## begin INFORMATION GIVEN

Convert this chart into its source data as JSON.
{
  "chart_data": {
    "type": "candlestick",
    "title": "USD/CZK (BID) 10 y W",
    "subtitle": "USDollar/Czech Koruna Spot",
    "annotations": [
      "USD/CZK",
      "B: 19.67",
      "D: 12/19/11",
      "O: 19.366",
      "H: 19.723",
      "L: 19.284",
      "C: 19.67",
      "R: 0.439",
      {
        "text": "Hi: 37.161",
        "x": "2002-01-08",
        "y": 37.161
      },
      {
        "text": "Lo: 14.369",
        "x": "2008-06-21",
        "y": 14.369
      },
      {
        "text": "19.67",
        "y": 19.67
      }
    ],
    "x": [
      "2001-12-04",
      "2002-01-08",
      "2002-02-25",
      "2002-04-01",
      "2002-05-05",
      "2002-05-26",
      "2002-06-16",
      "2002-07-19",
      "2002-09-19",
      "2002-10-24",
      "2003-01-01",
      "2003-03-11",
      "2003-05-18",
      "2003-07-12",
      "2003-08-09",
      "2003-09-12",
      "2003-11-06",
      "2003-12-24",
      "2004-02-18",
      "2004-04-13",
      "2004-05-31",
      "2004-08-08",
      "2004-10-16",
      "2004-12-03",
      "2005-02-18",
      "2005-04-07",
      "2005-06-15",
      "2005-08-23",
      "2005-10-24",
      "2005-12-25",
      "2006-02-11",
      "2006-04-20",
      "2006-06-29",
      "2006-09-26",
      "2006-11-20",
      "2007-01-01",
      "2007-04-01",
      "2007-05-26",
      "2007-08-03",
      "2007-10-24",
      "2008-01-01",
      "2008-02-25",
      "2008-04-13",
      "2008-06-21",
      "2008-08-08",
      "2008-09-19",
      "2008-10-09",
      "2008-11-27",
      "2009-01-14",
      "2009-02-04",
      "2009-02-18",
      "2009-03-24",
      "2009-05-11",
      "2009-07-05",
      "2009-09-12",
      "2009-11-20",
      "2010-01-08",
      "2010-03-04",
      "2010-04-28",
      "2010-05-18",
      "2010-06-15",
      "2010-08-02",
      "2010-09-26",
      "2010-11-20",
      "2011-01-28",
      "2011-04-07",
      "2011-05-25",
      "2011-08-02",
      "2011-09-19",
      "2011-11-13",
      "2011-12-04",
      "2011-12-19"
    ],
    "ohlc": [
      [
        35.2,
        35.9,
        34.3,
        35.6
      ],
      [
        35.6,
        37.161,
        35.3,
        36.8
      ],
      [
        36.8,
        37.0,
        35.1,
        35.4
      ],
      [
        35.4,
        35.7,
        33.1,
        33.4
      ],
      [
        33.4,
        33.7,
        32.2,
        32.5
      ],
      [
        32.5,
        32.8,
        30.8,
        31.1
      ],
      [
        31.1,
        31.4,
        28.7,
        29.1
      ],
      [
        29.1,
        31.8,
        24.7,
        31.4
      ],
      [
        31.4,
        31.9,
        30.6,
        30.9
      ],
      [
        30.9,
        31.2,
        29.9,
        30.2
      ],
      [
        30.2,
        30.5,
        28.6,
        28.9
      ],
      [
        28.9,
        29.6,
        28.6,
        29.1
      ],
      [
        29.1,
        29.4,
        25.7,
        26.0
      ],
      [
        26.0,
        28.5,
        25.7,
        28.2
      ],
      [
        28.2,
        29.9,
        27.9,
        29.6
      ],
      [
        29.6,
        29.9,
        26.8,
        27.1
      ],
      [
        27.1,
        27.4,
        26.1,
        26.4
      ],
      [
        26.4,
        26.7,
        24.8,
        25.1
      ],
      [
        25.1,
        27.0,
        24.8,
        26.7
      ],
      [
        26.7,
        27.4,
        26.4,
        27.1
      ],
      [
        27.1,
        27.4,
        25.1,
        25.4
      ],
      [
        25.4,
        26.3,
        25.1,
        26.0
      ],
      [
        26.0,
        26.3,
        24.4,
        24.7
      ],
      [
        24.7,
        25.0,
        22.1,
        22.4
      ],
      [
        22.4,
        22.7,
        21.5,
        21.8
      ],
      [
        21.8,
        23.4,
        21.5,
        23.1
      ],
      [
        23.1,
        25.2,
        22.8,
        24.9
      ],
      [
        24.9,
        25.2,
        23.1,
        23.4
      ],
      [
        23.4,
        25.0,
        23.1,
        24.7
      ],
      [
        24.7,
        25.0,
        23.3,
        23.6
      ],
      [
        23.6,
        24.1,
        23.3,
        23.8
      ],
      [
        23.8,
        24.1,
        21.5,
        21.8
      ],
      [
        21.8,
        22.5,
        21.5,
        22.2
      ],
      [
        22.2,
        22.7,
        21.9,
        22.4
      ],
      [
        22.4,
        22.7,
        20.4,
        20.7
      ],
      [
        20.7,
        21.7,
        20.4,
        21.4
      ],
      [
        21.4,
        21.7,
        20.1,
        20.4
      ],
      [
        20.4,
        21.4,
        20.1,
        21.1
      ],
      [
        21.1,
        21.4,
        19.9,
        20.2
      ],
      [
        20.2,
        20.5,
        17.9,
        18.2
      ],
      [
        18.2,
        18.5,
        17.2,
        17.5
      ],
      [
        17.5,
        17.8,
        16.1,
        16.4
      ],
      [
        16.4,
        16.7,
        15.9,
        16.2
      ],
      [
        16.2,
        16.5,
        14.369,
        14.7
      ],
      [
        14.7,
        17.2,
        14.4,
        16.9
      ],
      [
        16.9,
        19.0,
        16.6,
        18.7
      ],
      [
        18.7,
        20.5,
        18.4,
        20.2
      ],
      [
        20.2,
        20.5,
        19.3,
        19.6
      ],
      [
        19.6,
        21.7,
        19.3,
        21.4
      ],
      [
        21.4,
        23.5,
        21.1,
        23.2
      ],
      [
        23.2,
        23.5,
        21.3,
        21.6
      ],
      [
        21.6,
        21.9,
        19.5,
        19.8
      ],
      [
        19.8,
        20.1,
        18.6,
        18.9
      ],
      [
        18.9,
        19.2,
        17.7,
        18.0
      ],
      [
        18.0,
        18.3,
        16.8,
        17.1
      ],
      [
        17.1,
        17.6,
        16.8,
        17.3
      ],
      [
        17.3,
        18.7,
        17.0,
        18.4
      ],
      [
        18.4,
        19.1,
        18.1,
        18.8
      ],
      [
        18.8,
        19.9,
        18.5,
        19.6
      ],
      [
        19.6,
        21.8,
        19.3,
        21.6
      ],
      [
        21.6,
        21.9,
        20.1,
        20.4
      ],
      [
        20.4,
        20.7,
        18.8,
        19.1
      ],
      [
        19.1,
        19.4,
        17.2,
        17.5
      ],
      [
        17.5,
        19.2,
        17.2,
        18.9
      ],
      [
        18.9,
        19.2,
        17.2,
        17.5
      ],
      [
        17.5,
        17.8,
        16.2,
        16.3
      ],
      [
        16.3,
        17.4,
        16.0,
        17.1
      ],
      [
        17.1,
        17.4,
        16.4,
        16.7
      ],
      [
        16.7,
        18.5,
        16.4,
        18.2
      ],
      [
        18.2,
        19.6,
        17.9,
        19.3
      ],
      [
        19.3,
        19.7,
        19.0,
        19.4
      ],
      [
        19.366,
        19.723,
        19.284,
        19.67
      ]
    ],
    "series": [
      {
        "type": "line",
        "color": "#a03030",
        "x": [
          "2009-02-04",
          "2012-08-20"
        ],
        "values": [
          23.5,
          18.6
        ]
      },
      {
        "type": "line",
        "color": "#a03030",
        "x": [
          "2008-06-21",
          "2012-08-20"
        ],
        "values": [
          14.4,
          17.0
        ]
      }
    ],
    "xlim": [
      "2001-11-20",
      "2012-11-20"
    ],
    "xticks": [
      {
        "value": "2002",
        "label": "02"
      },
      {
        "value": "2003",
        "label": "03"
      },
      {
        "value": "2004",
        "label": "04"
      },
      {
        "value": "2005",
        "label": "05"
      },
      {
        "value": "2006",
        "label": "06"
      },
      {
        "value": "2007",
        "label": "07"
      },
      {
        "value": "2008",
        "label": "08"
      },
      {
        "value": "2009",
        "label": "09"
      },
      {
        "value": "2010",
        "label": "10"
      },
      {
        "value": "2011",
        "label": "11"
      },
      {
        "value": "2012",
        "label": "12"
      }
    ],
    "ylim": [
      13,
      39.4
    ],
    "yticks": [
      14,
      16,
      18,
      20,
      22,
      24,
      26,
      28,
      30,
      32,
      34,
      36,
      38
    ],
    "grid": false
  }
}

## end INFORMATION GIVEN

> [TASK TO CARRY OUT] Select every line in the records above that contains the word "label".

> [FINAL ANSWER]
        "label": "02"
        "label": "03"
        "label": "04"
        "label": "05"
        "label": "06"
        "label": "07"
        "label": "08"
        "label": "09"
        "label": "10"
        "label": "11"
        "label": "12"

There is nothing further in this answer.